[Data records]

———

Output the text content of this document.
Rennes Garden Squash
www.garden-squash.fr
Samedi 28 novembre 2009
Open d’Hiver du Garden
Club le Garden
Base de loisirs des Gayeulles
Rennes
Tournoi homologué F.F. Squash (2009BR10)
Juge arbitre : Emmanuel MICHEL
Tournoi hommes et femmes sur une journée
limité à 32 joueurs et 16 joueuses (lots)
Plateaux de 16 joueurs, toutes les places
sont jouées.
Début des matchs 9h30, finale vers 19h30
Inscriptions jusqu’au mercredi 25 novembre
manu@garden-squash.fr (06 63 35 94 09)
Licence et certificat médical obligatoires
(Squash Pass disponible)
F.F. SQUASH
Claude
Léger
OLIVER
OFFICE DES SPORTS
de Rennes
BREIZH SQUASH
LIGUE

———

* _Written instruction_
Retype the records that precede this task, keeping them exactly the same.

* _Reply_
Output the text content of this document.
Rennes Garden Squash
www.garden-squash.fr
Samedi 28 novembre 2009
Open d’Hiver du Garden
Club le Garden
Base de loisirs des Gayeulles
Rennes
Tournoi homologué F.F. Squash (2009BR10)
Juge arbitre : Emmanuel MICHEL
Tournoi hommes et femmes sur une journée
limité à 32 joueurs et 16 joueuses (lots)
Plateaux de 16 joueurs, toutes les places
sont jouées.
Début des matchs 9h30, finale vers 19h30
Inscriptions jusqu’au mercredi 25 novembre
manu@garden-squash.fr (06 63 35 94 09)
Licence et certificat médical obligatoires
(Squash Pass disponible)
F.F. SQUASH
Claude
Léger
OLIVER
OFFICE DES SPORTS
de Rennes
BREIZH SQUASH
LIGUE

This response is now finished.